## TEXTAUSZUG:
------

Gena Rowlands wird 90
Erforscherin des Weiblichen
Ihren ersten großen Auftritt hatte Gena Rowlands in dem wunderbaren Spätwestern "Einsam sind die Tapferen". 1962 war das, vier Jahre nach ihrem Debüt in der längst vergessenen Komödie "The High Cost of Loving". In David Millers Abgesang auf den Wilden Westen steht Rowlands, damals immerhin schon 32 Jahre alt, in der Küche und knetet Teig. Kirk Douglas betritt das kleine Haus, in dem die von Rowlands gespielte Jerry lebt, ohne Mann, denn der musste für zwei Jahre ins Gefängnis. Man merkt sofort, dass der Cowboy Jack Burns, Douglas' nach eigenen Angaben liebste Rolle seiner langen Karriere, und Jerry mehr sind als nur Freunde. Ein paar Blicke von Rowlands und ein Lächeln reichen, um den Zuschauer eine Vorgeschichte zu erzählen, die der Film ansonsten nicht erwähnt. Gena Rowlands legt den Teig beiseite, tritt zum Herd, und schlägt ein paar Eier mit Speck in die Pfanne.

Ein paar Jahre später, ganz am Ende von "Eine Frau unter Einfluss", ist es dann wieder da, dieses Lächeln. Diesmal ist es Peter Falk, dem Rowlands so verführerisch und allwissend, so überlegen und doch liebevoll zuzwinkert. In den zweinhalb Stunden, die der Film bis zu jenem Moment schon gelaufen ist, hatte Rowlands die vielleicht beste Leistung ihrer Karriere gezeigt. Wieder war sie eine Hausfrau, eine am Rande des Nervenzusammenbruchs allerdings, psychisch krank, im Gesicht Zuckungen, ein seltsames Prusten auf den Lippen, tief drin aber doch der Wunsch, eine gute, eine normale Mutter für ihre drei Kinder zu sein.

John Cassavetes, ihr Ehemann von 1954 bis zu seinem Tod 35 Jahre später, hatte sie zu dieser Höchstleistung getrieben. Ein Theaterstück sollte "Eine Frau unter Einfluß" werden, doch Rowlands verweigerte sich. Jeden Abend so aus sich herauszugehen, das schaffe sie nicht. Also machte Cassavetes aus seinem Stück einen Film und verschaffte Rowlands ihre erste Oscar-Nominierung (für "Gloria, die Gangsterbraut", wieder von Cassavetes, erhielt sie ihre zweite, viele Jahre später schließlich den Ehren-Oscar).

------

[Gespeicherte Einträge]
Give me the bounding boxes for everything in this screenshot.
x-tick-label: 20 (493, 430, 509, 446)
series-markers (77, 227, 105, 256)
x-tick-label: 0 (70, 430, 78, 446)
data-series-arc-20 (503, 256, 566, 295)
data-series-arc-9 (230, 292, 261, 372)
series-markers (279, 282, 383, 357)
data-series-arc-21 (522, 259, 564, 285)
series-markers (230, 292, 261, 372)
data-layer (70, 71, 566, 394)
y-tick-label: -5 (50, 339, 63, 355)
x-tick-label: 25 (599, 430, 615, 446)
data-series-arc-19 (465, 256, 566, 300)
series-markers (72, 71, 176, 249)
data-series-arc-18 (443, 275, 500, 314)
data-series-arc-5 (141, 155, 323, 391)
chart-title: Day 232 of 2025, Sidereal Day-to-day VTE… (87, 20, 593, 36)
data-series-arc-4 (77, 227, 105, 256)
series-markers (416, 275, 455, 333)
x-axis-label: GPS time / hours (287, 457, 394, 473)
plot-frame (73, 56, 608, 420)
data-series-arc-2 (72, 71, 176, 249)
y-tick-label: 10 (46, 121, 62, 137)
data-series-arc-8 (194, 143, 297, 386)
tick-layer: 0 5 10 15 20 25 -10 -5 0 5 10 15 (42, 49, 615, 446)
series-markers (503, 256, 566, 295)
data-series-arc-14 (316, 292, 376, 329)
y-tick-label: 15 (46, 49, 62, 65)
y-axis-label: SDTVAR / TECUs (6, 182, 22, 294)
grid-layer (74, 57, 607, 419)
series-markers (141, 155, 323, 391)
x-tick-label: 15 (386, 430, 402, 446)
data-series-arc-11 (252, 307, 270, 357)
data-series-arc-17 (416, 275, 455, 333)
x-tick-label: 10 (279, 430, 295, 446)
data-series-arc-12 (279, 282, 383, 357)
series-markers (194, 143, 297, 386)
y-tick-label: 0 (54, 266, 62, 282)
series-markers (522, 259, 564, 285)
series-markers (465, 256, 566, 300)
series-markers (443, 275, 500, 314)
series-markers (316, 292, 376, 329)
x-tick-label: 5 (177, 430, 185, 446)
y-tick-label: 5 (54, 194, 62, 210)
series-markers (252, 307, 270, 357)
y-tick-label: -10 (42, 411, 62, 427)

------

## ZU ERLEDIGEN:
**A)** Welche Menschen außer Gena Rowlands nennt der Text über Gena Rowlands mit Vor- und Nachnamen? Filmfiguren zählen nicht.
**B)** Schreib aus dem Text über Gena Rowlands das Stück ab, das mit "John Cassavetes, ihr" anfängt und bis "schließlich den Ehren-Oscar)." geht.
**C)** Schreib den Text über Gena Rowlands nach seinem letzten Satz weiter.

## LÖSUNGEN:
**A)** David Miller, Kirk Douglas, Peter Falk, John Cassavetes

**B)**
John Cassavetes, ihr Ehemann von 1954 bis zu seinem Tod 35 Jahre später, hatte sie zu dieser Höchstleistung getrieben. Ein Theaterstück sollte "Eine Frau unter Einfluß" werden, doch Rowlands verweigerte sich. Jeden Abend so aus sich herauszugehen, das schaffe sie nicht. Also machte Cassavetes aus seinem Stück einen Film und verschaffte Rowlands ihre erste Oscar-Nominierung (für "Gloria, die Gangsterbraut", wieder von Cassavetes, erhielt sie ihre zweite, viele Jahre später schließlich den Ehren-Oscar).

**C)**
Gena Rowlands, die am 19. Juni vor 90 Jahren in Madison im US-Bundesstaat Wisconsin als Virginia Cathryn Rowlands geboren wurde, war die große Intellektuelle des US-Kinos. Man muss in der Vergangenheit sprechen, wenn man über Rowlands Schauspielerei redet, denn vor sechs Jahren zog sie sich in den Ruhestand zurück.

Eine neue Art des Kinos

Auch wenn sie in Dutzenden Filmen spielte, es waren die Arbeiten ihres Mannes John Cassavetes, die zu ihren größten zählen. Während des Studiums hatten sie sich kennengelernt, später drehten sie zehn Filme gemeinsam. Fast immer waren die Dreharbeiten auch Familientreffen, bei denen mal Rowlands Mutter vor der Kamera stand, mal der gemeinsame Sohn Nick.

Es war eine ganz neue Art des Kinos, die Rowlands und Cassavetes gemeinsam schufen: frei im Stil, finanziell unabhängig von den großen Studios Hollywoods. Wer hier in wissen Schatten stand, Rowlands in dem von Cassavetes oder umgekehrt, ist eigentlich egal: Keiner von beiden wäre ohne den anderen so denkbar gewesen, wie er war. Cassavetes machte Rowlands zum Star, sie machte seine Filme zum Ereignis.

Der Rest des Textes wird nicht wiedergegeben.